Data excerpts:
--- Begin ---

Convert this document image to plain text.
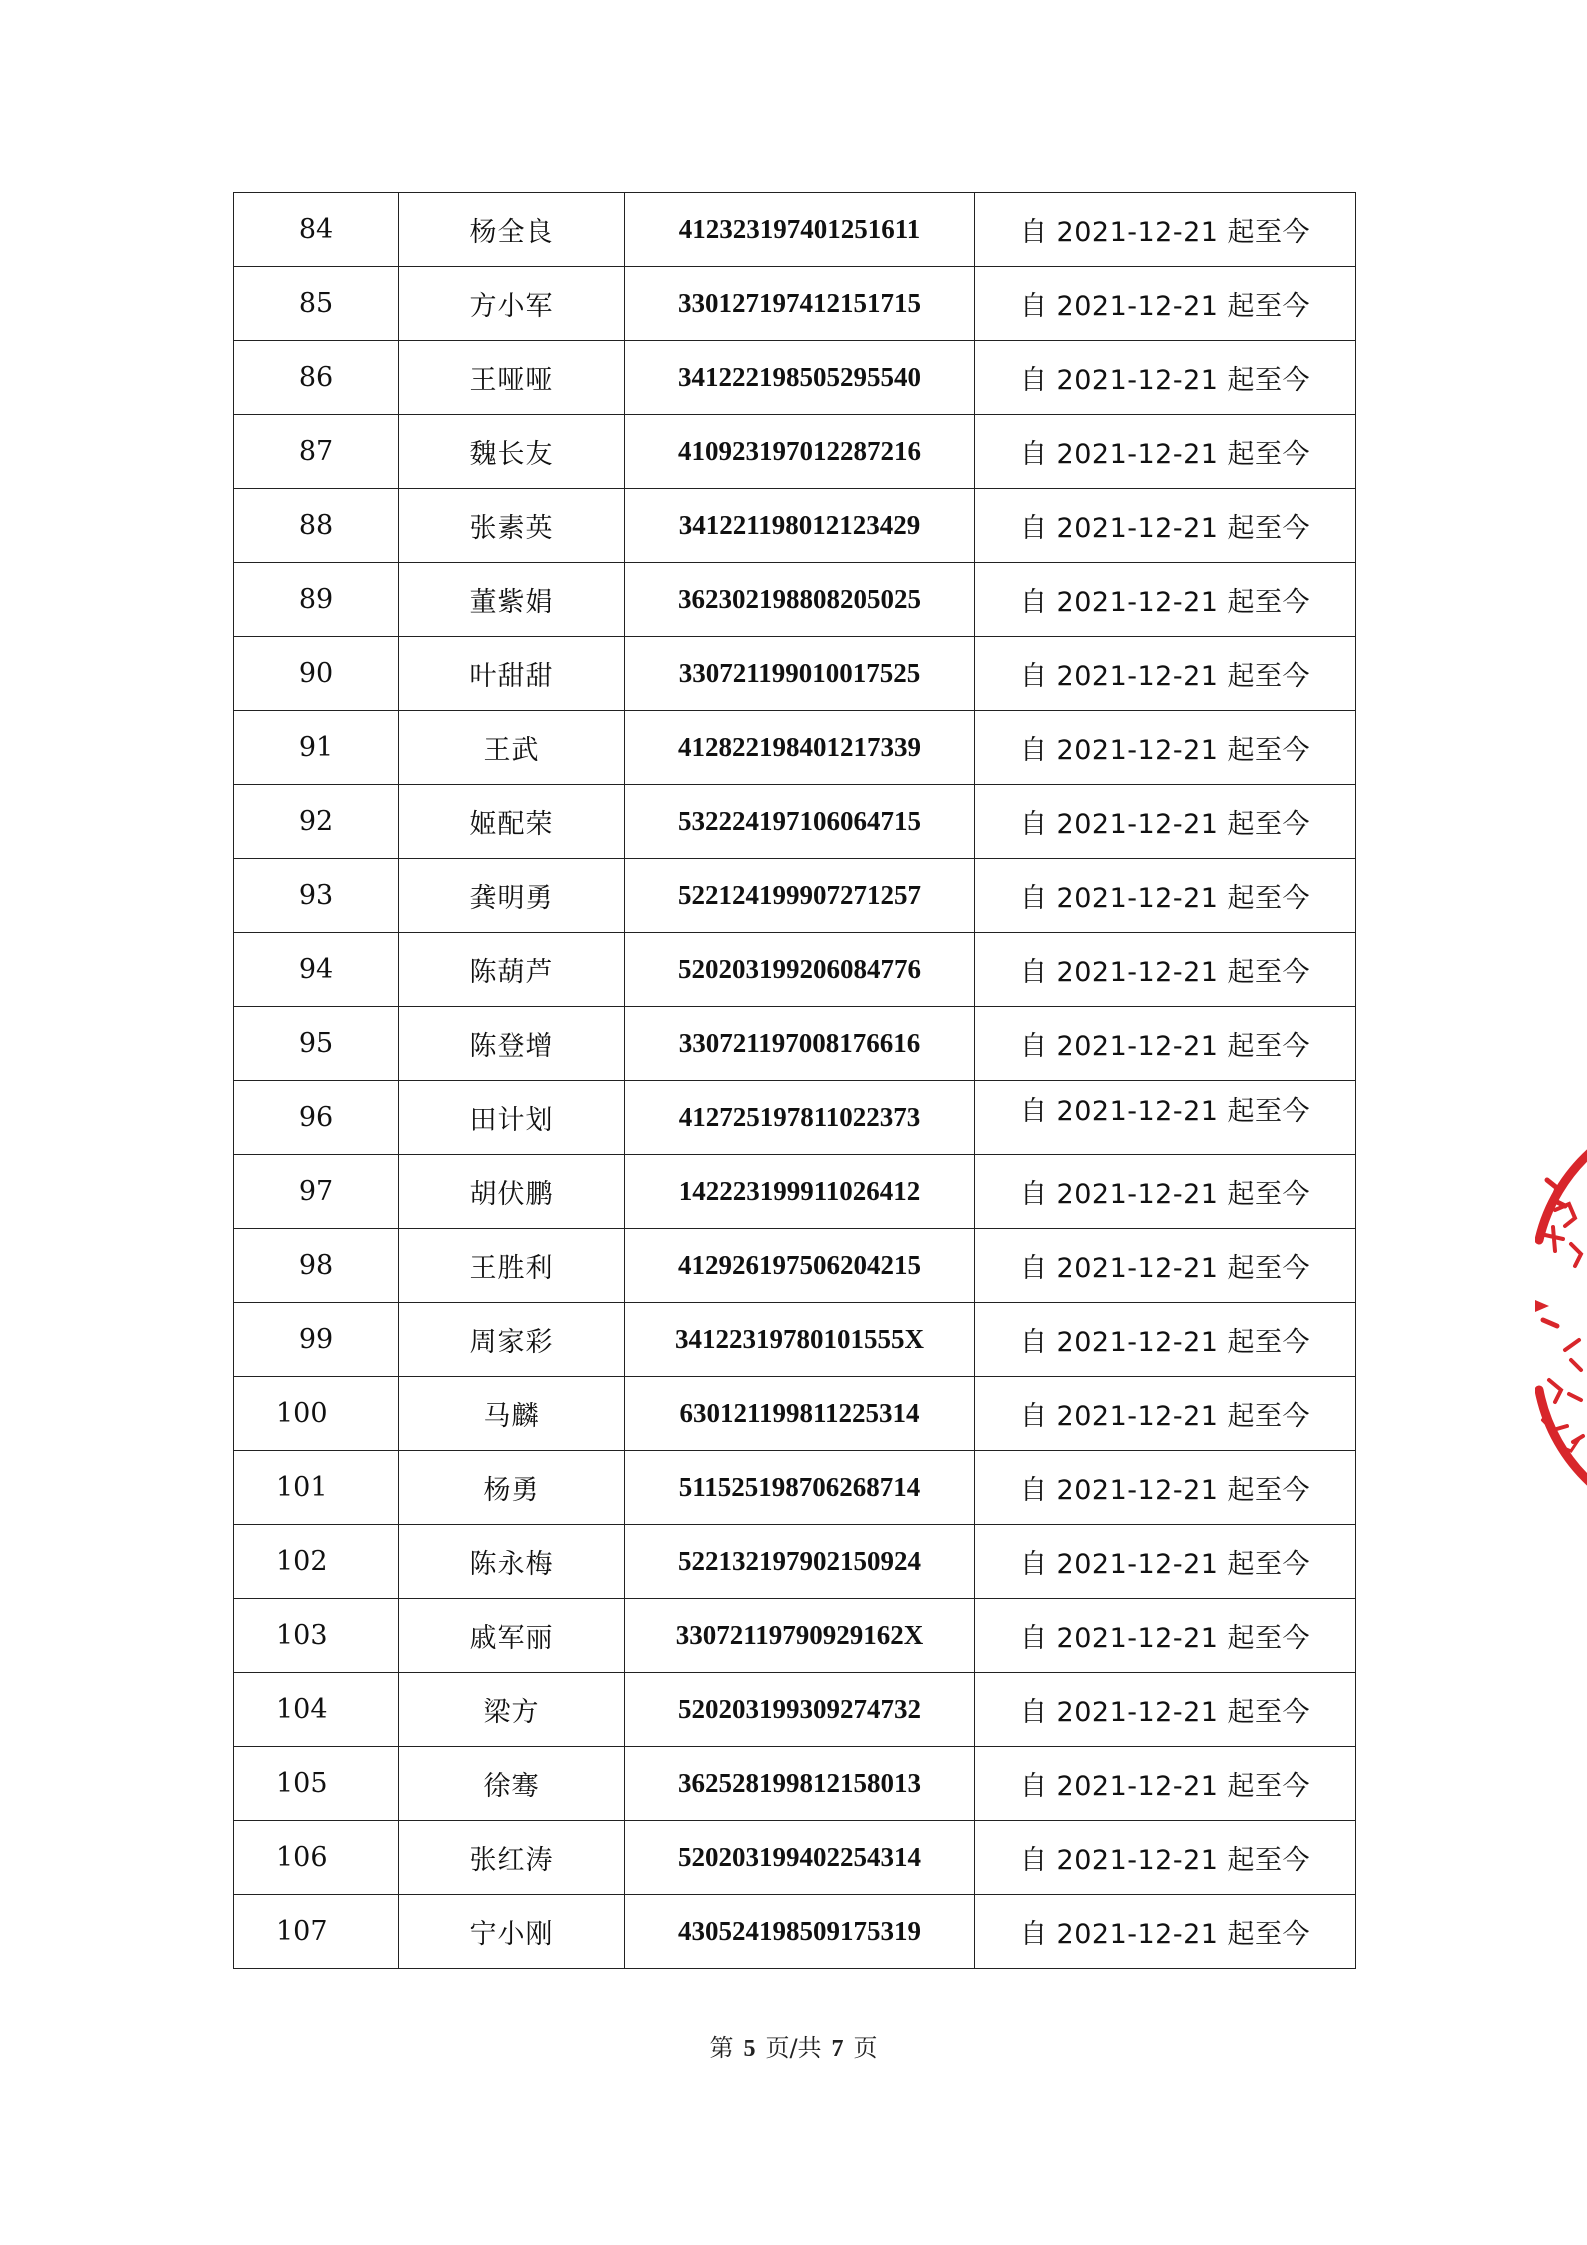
84	杨全良	412323197401251611	自 2021-12-21 起至今
85	方小军	330127197412151715	自 2021-12-21 起至今
86	王哑哑	341222198505295540	自 2021-12-21 起至今
87	魏长友	410923197012287216	自 2021-12-21 起至今
88	张素英	341221198012123429	自 2021-12-21 起至今
89	董紫娟	362302198808205025	自 2021-12-21 起至今
90	叶甜甜	330721199010017525	自 2021-12-21 起至今
91	王武	412822198401217339	自 2021-12-21 起至今
92	姬配荣	532224197106064715	自 2021-12-21 起至今
93	龚明勇	522124199907271257	自 2021-12-21 起至今
94	陈葫芦	520203199206084776	自 2021-12-21 起至今
95	陈登增	330721197008176616	自 2021-12-21 起至今
96	田计划	412725197811022373	自 2021-12-21 起至今
97	胡伏鹏	142223199911026412	自 2021-12-21 起至今
98	王胜利	412926197506204215	自 2021-12-21 起至今
99	周家彩	34122319780101555X	自 2021-12-21 起至今
100	马麟	630121199811225314	自 2021-12-21 起至今
101	杨勇	511525198706268714	自 2021-12-21 起至今
102	陈永梅	522132197902150924	自 2021-12-21 起至今
103	戚军丽	33072119790929162X	自 2021-12-21 起至今
104	梁方	520203199309274732	自 2021-12-21 起至今
105	徐骞	362528199812158013	自 2021-12-21 起至今
106	张红涛	520203199402254314	自 2021-12-21 起至今
107	宁小刚	430524198509175319	自 2021-12-21 起至今
第 5 页/共 7 页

--- End ---

Exercise prompt |
Leave out the pictures and output every record above precisely as given.

Result for this task |
Convert this document image to plain text.
84	杨全良	412323197401251611	自 2021-12-21 起至今
85	方小军	330127197412151715	自 2021-12-21 起至今
86	王哑哑	341222198505295540	自 2021-12-21 起至今
87	魏长友	410923197012287216	自 2021-12-21 起至今
88	张素英	341221198012123429	自 2021-12-21 起至今
89	董紫娟	362302198808205025	自 2021-12-21 起至今
90	叶甜甜	330721199010017525	自 2021-12-21 起至今
91	王武	412822198401217339	自 2021-12-21 起至今
92	姬配荣	532224197106064715	自 2021-12-21 起至今
93	龚明勇	522124199907271257	自 2021-12-21 起至今
94	陈葫芦	520203199206084776	自 2021-12-21 起至今
95	陈登增	330721197008176616	自 2021-12-21 起至今
96	田计划	412725197811022373	自 2021-12-21 起至今
97	胡伏鹏	142223199911026412	自 2021-12-21 起至今
98	王胜利	412926197506204215	自 2021-12-21 起至今
99	周家彩	34122319780101555X	自 2021-12-21 起至今
100	马麟	630121199811225314	自 2021-12-21 起至今
101	杨勇	511525198706268714	自 2021-12-21 起至今
102	陈永梅	522132197902150924	自 2021-12-21 起至今
103	戚军丽	33072119790929162X	自 2021-12-21 起至今
104	梁方	520203199309274732	自 2021-12-21 起至今
105	徐骞	362528199812158013	自 2021-12-21 起至今
106	张红涛	520203199402254314	自 2021-12-21 起至今
107	宁小刚	430524198509175319	自 2021-12-21 起至今
第 5 页/共 7 页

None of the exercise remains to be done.